Repeat every entry in the listing below, exactly.

> LISTED RECORDS
——————————
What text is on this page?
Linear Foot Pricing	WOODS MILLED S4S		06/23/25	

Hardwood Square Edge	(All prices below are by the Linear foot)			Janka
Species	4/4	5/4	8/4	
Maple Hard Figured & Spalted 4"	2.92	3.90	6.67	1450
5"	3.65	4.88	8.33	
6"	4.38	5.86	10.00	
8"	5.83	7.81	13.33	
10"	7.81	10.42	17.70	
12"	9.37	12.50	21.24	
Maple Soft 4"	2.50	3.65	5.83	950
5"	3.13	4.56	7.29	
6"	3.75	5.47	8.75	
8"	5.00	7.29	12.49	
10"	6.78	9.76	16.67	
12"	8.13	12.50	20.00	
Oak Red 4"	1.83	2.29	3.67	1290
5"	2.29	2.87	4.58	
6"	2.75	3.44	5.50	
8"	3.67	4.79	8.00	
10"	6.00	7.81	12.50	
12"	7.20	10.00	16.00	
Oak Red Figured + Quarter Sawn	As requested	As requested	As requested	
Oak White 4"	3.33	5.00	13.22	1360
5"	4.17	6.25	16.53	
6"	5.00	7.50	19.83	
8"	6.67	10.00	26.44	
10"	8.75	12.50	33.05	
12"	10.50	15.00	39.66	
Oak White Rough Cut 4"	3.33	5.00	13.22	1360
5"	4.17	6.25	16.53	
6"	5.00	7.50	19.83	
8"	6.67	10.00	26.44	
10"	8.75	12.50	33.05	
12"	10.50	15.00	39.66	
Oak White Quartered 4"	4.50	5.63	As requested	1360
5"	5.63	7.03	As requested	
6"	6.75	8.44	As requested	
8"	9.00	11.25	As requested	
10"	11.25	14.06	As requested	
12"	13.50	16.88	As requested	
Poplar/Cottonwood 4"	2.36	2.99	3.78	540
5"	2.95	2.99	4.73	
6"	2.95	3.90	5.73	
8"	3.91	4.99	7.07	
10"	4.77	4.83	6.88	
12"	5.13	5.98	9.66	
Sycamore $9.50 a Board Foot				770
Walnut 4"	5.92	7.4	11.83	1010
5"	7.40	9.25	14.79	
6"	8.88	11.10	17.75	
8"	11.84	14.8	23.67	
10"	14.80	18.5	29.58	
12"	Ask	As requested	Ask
——————————
> FULL SOLUTION
What text is on this page?
Linear Foot Pricing	WOODS MILLED S4S		06/23/25	

Hardwood Square Edge	(All prices below are by the Linear foot)			Janka
Species	4/4	5/4	8/4	
Maple Hard Figured & Spalted 4"	2.92	3.90	6.67	1450
5"	3.65	4.88	8.33	
6"	4.38	5.86	10.00	
8"	5.83	7.81	13.33	
10"	7.81	10.42	17.70	
12"	9.37	12.50	21.24	
Maple Soft 4"	2.50	3.65	5.83	950
5"	3.13	4.56	7.29	
6"	3.75	5.47	8.75	
8"	5.00	7.29	12.49	
10"	6.78	9.76	16.67	
12"	8.13	12.50	20.00	
Oak Red 4"	1.83	2.29	3.67	1290
5"	2.29	2.87	4.58	
6"	2.75	3.44	5.50	
8"	3.67	4.79	8.00	
10"	6.00	7.81	12.50	
12"	7.20	10.00	16.00	
Oak Red Figured + Quarter Sawn	As requested	As requested	As requested	
Oak White 4"	3.33	5.00	13.22	1360
5"	4.17	6.25	16.53	
6"	5.00	7.50	19.83	
8"	6.67	10.00	26.44	
10"	8.75	12.50	33.05	
12"	10.50	15.00	39.66	
Oak White Rough Cut 4"	3.33	5.00	13.22	1360
5"	4.17	6.25	16.53	
6"	5.00	7.50	19.83	
8"	6.67	10.00	26.44	
10"	8.75	12.50	33.05	
12"	10.50	15.00	39.66	
Oak White Quartered 4"	4.50	5.63	As requested	1360
5"	5.63	7.03	As requested	
6"	6.75	8.44	As requested	
8"	9.00	11.25	As requested	
10"	11.25	14.06	As requested	
12"	13.50	16.88	As requested	
Poplar/Cottonwood 4"	2.36	2.99	3.78	540
5"	2.95	2.99	4.73	
6"	2.95	3.90	5.73	
8"	3.91	4.99	7.07	
10"	4.77	4.83	6.88	
12"	5.13	5.98	9.66	
Sycamore $9.50 a Board Foot				770
Walnut 4"	5.92	7.4	11.83	1010
5"	7.40	9.25	14.79	
6"	8.88	11.10	17.75	
8"	11.84	14.8	23.67	
10"	14.80	18.5	29.58	
12"	Ask	As requested	Ask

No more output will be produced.